#### DATASET ENTRIES
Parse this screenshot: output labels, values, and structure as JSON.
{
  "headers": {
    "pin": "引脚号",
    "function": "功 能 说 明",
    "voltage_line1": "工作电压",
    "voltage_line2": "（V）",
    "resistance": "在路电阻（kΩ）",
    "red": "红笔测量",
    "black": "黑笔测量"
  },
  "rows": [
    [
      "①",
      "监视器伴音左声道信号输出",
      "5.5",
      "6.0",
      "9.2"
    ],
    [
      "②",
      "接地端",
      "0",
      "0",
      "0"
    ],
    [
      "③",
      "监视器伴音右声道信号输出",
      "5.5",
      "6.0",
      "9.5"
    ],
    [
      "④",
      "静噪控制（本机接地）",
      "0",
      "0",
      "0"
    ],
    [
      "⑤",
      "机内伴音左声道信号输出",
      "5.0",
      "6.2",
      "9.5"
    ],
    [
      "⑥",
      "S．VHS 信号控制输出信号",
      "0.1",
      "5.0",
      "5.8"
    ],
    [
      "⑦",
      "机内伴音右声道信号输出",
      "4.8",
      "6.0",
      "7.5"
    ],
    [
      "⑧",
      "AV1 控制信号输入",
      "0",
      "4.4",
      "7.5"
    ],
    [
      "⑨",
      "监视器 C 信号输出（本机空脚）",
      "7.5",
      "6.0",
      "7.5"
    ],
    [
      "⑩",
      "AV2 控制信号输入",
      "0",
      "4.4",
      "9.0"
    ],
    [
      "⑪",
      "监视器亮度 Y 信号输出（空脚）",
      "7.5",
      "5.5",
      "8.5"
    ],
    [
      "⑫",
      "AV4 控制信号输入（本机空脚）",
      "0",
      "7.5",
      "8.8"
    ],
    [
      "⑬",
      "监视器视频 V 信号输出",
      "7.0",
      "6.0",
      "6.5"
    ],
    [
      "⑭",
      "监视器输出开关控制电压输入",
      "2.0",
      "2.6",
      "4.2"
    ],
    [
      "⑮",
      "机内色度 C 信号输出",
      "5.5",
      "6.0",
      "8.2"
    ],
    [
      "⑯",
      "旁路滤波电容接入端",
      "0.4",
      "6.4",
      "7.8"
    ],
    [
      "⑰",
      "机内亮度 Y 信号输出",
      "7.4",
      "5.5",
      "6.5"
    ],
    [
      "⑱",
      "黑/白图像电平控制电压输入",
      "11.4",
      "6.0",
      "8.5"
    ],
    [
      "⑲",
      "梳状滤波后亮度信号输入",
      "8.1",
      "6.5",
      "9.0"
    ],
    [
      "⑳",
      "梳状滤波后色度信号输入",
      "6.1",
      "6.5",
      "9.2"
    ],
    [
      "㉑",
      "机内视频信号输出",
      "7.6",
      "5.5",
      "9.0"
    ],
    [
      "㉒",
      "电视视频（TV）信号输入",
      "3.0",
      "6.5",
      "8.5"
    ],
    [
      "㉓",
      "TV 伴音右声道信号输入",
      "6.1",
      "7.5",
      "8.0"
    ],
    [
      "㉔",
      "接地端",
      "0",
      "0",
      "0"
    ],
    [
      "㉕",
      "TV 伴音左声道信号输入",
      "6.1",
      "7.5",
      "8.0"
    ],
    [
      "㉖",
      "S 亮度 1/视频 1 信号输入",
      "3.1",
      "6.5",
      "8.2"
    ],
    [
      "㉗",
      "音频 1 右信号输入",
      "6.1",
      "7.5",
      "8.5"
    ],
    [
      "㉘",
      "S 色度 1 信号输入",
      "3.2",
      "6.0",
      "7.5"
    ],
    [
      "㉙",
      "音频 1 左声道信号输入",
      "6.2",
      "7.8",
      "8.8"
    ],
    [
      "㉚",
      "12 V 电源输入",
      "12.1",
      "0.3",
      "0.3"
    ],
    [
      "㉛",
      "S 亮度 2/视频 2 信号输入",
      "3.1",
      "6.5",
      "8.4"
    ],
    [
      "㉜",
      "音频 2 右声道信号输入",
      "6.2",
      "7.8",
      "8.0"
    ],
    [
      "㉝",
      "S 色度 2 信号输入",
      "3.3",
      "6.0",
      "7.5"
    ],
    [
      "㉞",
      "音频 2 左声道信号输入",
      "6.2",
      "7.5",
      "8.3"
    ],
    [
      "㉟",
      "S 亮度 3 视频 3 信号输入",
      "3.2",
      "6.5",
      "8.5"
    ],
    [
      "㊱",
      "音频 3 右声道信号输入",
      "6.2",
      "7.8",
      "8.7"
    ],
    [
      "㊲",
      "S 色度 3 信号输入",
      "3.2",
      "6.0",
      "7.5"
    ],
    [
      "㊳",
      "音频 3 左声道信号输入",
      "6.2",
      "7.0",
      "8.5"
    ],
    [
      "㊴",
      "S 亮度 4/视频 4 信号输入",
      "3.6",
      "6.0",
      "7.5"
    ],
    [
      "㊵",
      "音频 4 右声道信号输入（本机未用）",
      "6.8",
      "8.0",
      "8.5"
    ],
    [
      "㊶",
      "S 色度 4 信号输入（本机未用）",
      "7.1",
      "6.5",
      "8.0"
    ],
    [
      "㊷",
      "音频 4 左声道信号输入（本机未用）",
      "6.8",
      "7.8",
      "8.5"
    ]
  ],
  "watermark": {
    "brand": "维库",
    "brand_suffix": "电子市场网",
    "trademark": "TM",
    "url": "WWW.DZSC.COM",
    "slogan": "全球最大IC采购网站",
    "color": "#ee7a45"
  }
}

#### REQUIRED WORK
Repeat each record exactly. Omit nothing.

#### EXERCISE RESULT
Parse this screenshot: output labels, values, and structure as JSON.
{
  "headers": {
    "pin": "引脚号",
    "function": "功 能 说 明",
    "voltage_line1": "工作电压",
    "voltage_line2": "（V）",
    "resistance": "在路电阻（kΩ）",
    "red": "红笔测量",
    "black": "黑笔测量"
  },
  "rows": [
    [
      "①",
      "监视器伴音左声道信号输出",
      "5.5",
      "6.0",
      "9.2"
    ],
    [
      "②",
      "接地端",
      "0",
      "0",
      "0"
    ],
    [
      "③",
      "监视器伴音右声道信号输出",
      "5.5",
      "6.0",
      "9.5"
    ],
    [
      "④",
      "静噪控制（本机接地）",
      "0",
      "0",
      "0"
    ],
    [
      "⑤",
      "机内伴音左声道信号输出",
      "5.0",
      "6.2",
      "9.5"
    ],
    [
      "⑥",
      "S．VHS 信号控制输出信号",
      "0.1",
      "5.0",
      "5.8"
    ],
    [
      "⑦",
      "机内伴音右声道信号输出",
      "4.8",
      "6.0",
      "7.5"
    ],
    [
      "⑧",
      "AV1 控制信号输入",
      "0",
      "4.4",
      "7.5"
    ],
    [
      "⑨",
      "监视器 C 信号输出（本机空脚）",
      "7.5",
      "6.0",
      "7.5"
    ],
    [
      "⑩",
      "AV2 控制信号输入",
      "0",
      "4.4",
      "9.0"
    ],
    [
      "⑪",
      "监视器亮度 Y 信号输出（空脚）",
      "7.5",
      "5.5",
      "8.5"
    ],
    [
      "⑫",
      "AV4 控制信号输入（本机空脚）",
      "0",
      "7.5",
      "8.8"
    ],
    [
      "⑬",
      "监视器视频 V 信号输出",
      "7.0",
      "6.0",
      "6.5"
    ],
    [
      "⑭",
      "监视器输出开关控制电压输入",
      "2.0",
      "2.6",
      "4.2"
    ],
    [
      "⑮",
      "机内色度 C 信号输出",
      "5.5",
      "6.0",
      "8.2"
    ],
    [
      "⑯",
      "旁路滤波电容接入端",
      "0.4",
      "6.4",
      "7.8"
    ],
    [
      "⑰",
      "机内亮度 Y 信号输出",
      "7.4",
      "5.5",
      "6.5"
    ],
    [
      "⑱",
      "黑/白图像电平控制电压输入",
      "11.4",
      "6.0",
      "8.5"
    ],
    [
      "⑲",
      "梳状滤波后亮度信号输入",
      "8.1",
      "6.5",
      "9.0"
    ],
    [
      "⑳",
      "梳状滤波后色度信号输入",
      "6.1",
      "6.5",
      "9.2"
    ],
    [
      "㉑",
      "机内视频信号输出",
      "7.6",
      "5.5",
      "9.0"
    ],
    [
      "㉒",
      "电视视频（TV）信号输入",
      "3.0",
      "6.5",
      "8.5"
    ],
    [
      "㉓",
      "TV 伴音右声道信号输入",
      "6.1",
      "7.5",
      "8.0"
    ],
    [
      "㉔",
      "接地端",
      "0",
      "0",
      "0"
    ],
    [
      "㉕",
      "TV 伴音左声道信号输入",
      "6.1",
      "7.5",
      "8.0"
    ],
    [
      "㉖",
      "S 亮度 1/视频 1 信号输入",
      "3.1",
      "6.5",
      "8.2"
    ],
    [
      "㉗",
      "音频 1 右信号输入",
      "6.1",
      "7.5",
      "8.5"
    ],
    [
      "㉘",
      "S 色度 1 信号输入",
      "3.2",
      "6.0",
      "7.5"
    ],
    [
      "㉙",
      "音频 1 左声道信号输入",
      "6.2",
      "7.8",
      "8.8"
    ],
    [
      "㉚",
      "12 V 电源输入",
      "12.1",
      "0.3",
      "0.3"
    ],
    [
      "㉛",
      "S 亮度 2/视频 2 信号输入",
      "3.1",
      "6.5",
      "8.4"
    ],
    [
      "㉜",
      "音频 2 右声道信号输入",
      "6.2",
      "7.8",
      "8.0"
    ],
    [
      "㉝",
      "S 色度 2 信号输入",
      "3.3",
      "6.0",
      "7.5"
    ],
    [
      "㉞",
      "音频 2 左声道信号输入",
      "6.2",
      "7.5",
      "8.3"
    ],
    [
      "㉟",
      "S 亮度 3 视频 3 信号输入",
      "3.2",
      "6.5",
      "8.5"
    ],
    [
      "㊱",
      "音频 3 右声道信号输入",
      "6.2",
      "7.8",
      "8.7"
    ],
    [
      "㊲",
      "S 色度 3 信号输入",
      "3.2",
      "6.0",
      "7.5"
    ],
    [
      "㊳",
      "音频 3 左声道信号输入",
      "6.2",
      "7.0",
      "8.5"
    ],
    [
      "㊴",
      "S 亮度 4/视频 4 信号输入",
      "3.6",
      "6.0",
      "7.5"
    ],
    [
      "㊵",
      "音频 4 右声道信号输入（本机未用）",
      "6.8",
      "8.0",
      "8.5"
    ],
    [
      "㊶",
      "S 色度 4 信号输入（本机未用）",
      "7.1",
      "6.5",
      "8.0"
    ],
    [
      "㊷",
      "音频 4 左声道信号输入（本机未用）",
      "6.8",
      "7.8",
      "8.5"
    ]
  ],
  "watermark": {
    "brand": "维库",
    "brand_suffix": "电子市场网",
    "trademark": "TM",
    "url": "WWW.DZSC.COM",
    "slogan": "全球最大IC采购网站",
    "color": "#ee7a45"
  }
}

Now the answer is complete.